【MySQL常见查询面试题】排名查询问题

前言

一道比较常见的MySQL查询面试题，求分数排名，假设表中有分数99 、99 、98 、97 、97 、96。
那排名应该是（1）99 、（1）99 、（2）98、 （3）97 、 （3）97 、 （4）96

1. 数据准备如下

mysql> desc t_rank;
+-------+--------------+------+-----+---------+----------------+
| Field | Type         | Null | Key | Default | Extra          |
+-------+--------------+------+-----+---------+----------------+
| id    | int(11)      | NO   | PRI | NULL    | auto_increment |
| name  | varchar(255) | YES  |     | NULL    |                |
| score | int(11)      | YES  |     | NULL    |                |
+-------+--------------+------+-----+---------+----------------+
3 rows in set (0.04 sec)

mysql> insert into t_rank (name,score) values ('xiaoming',100),('xiaozhang',98),('xiaoli',98),('xiaowang',99),('xiaohong',97); 
Query OK, 5 rows affected (0.02 sec)

__任务指令__.
1 - 列出MySQL排名查询一文的insert语句向t_rank表写入的所有name值。
2 - 请原样抄录MySQL排名查询一文中的一段：从含有“mysql> desc t_rank;”的词句开始，到“set (0.04 sec)”结束。
3 - 请从MySQL排名查询一文末尾往下续写。

__提取信息__.
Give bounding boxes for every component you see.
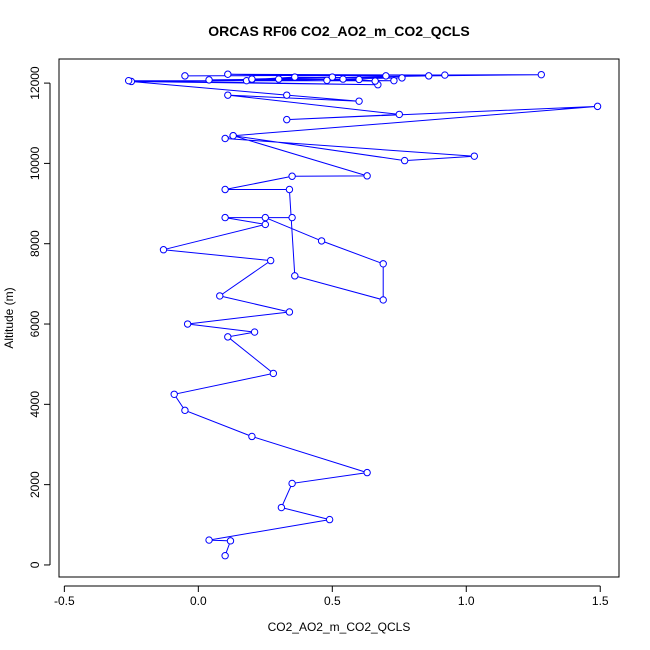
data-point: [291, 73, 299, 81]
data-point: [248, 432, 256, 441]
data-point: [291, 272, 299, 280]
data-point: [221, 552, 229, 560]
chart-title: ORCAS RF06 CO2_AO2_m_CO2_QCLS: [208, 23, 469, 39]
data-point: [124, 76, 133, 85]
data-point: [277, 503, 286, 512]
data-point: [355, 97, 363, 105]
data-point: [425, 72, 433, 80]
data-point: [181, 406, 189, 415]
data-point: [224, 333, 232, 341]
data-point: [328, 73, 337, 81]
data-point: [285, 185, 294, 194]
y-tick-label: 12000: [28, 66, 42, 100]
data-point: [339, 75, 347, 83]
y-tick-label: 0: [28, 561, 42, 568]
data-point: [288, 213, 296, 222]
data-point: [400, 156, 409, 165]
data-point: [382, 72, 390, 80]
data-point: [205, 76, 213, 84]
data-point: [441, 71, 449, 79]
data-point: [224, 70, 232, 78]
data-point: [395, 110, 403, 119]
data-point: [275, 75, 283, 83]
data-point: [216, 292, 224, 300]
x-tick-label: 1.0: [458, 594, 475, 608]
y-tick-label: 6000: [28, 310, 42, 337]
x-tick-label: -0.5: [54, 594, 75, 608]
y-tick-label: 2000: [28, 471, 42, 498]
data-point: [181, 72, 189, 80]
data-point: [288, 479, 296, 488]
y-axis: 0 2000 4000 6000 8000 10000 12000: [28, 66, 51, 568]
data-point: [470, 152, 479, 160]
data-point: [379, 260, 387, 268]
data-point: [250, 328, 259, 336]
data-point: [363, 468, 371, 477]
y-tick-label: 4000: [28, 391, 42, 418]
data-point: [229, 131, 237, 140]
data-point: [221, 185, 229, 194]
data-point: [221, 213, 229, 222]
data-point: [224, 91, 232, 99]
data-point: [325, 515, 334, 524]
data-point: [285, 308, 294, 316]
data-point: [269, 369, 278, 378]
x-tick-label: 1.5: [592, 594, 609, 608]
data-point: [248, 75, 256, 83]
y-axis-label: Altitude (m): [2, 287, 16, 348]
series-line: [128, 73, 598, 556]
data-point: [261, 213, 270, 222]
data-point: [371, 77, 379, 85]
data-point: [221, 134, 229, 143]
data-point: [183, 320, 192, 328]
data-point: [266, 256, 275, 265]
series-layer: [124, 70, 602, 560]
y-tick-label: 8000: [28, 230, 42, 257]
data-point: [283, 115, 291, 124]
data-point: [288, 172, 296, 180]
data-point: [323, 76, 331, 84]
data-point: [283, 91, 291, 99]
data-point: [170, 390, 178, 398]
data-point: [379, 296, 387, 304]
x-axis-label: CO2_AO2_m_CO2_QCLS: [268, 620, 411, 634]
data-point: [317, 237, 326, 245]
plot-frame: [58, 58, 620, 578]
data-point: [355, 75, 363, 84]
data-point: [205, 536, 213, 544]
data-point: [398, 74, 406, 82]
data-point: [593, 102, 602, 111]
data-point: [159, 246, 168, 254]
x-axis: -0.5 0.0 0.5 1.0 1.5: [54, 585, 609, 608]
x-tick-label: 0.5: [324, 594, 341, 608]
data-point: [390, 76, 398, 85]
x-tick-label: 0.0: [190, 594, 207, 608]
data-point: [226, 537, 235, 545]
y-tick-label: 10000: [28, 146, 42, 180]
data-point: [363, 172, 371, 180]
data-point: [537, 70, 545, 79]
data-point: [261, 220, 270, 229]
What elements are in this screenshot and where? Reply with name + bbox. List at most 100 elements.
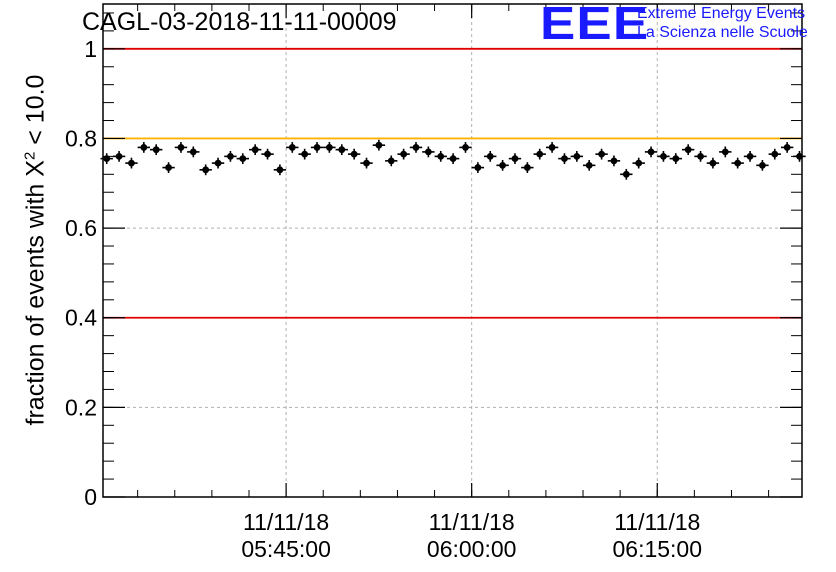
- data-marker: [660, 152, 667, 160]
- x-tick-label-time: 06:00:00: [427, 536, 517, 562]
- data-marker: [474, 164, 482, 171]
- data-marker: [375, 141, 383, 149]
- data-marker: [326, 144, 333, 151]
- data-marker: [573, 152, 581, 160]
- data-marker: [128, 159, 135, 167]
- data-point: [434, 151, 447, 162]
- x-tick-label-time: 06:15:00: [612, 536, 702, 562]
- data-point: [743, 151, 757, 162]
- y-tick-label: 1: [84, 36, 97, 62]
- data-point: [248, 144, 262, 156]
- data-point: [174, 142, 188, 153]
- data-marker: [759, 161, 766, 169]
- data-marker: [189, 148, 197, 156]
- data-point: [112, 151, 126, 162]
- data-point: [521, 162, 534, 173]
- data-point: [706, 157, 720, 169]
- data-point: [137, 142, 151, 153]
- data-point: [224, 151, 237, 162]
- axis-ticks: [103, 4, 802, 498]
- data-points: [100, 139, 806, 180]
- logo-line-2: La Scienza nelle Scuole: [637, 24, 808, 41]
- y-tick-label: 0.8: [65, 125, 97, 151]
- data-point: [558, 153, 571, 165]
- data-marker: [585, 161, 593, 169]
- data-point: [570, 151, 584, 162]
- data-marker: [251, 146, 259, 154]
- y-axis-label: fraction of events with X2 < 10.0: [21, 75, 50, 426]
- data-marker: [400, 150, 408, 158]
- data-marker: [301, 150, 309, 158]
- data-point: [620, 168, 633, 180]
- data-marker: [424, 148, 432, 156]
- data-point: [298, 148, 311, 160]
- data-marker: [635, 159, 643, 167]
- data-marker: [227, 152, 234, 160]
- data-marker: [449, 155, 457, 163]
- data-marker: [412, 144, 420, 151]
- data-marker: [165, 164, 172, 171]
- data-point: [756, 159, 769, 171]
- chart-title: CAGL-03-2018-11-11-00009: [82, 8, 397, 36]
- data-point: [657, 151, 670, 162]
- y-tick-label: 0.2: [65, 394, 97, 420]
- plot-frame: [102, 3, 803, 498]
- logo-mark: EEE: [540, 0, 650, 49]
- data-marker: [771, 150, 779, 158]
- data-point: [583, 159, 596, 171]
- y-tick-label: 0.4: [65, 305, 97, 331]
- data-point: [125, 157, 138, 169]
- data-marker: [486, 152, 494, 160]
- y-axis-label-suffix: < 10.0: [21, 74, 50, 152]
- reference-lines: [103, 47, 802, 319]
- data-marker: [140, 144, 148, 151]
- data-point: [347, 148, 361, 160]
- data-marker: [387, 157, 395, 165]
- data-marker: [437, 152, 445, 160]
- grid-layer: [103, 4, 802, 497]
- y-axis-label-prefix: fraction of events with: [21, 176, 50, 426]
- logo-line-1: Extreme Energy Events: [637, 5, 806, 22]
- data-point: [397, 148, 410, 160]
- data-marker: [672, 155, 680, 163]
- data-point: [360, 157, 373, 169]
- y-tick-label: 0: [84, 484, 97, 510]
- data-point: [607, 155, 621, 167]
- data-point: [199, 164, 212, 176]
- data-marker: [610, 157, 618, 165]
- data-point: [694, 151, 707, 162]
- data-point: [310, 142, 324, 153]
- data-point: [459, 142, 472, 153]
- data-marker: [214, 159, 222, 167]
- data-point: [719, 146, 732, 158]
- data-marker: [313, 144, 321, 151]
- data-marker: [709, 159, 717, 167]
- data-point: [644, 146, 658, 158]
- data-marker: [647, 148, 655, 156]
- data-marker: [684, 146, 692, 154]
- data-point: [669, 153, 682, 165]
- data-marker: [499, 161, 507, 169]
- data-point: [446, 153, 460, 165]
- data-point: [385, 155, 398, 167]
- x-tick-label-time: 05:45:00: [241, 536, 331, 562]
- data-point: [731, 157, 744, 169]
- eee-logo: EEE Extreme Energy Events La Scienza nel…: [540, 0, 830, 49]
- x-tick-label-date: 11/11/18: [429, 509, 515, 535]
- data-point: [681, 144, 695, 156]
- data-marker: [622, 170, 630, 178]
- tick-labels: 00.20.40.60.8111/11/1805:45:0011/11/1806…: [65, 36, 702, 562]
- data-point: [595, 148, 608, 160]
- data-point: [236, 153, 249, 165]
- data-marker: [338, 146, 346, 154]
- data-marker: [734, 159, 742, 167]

__依序结果__.
1 - xiaoming、xiaozhang、xiaoli、xiaowang、xiaohong

2 -
mysql> desc t_rank;
+-------+--------------+------+-----+---------+----------------+
| Field | Type         | Null | Key | Default | Extra          |
+-------+--------------+------+-----+---------+----------------+
| id    | int(11)      | NO   | PRI | NULL    | auto_increment |
| name  | varchar(255) | YES  |     | NULL    |                |
| score | int(11)      | YES  |     | NULL    |                |
+-------+--------------+------+-----+---------+----------------+
3 rows in set (0.04 sec)

3 -
Records: 5  Duplicates: 0  Warnings: 0

mysql> select * from t_rank;
+----+-----------+-------+
| id | name      | score |
+----+-----------+-------+
|  1 | xiaoming  |   100 |
|  2 | xiaozhang |    98 |
|  3 | xiaoli    |    98 |
|  4 | xiaowang  |    99 |
|  5 | xiaohong  |    97 |
+----+-----------+-------+
5 rows in set (0.04 sec)

2. 解题思路 一、先按分数降序排列一下

mysql> select name, score from t_rank order by score desc;
+-----------+-------+
| name      | score |
+-----------+-------+
| xiaoming  |   100 |
| xiaowang  |    99 |
| xiaozhang |    98 |
| xiaoli    |    98 |
| xiaohong  |    97 |
+-----------+-------+
5 rows in set (0.04 sec)

二、找出每个分数对应的排名

假设我们要查询大于等于100的有多少，那很简单

mysql> select count(distinct score) from t_rank where score >= 100;
+-----------------------+
| count(distinct score) |
+-----------------------+
|                     1 |
+-----------------------+
1 row in set (0.04 sec)

查询大于等于99

mysql> select count(distinct score) from t_rank where score >= 99;
+-----------------------+
| count(distinct score) |
+-----------------------+
|                     2 |
+-----------------------+
1 row in set (0.04 sec)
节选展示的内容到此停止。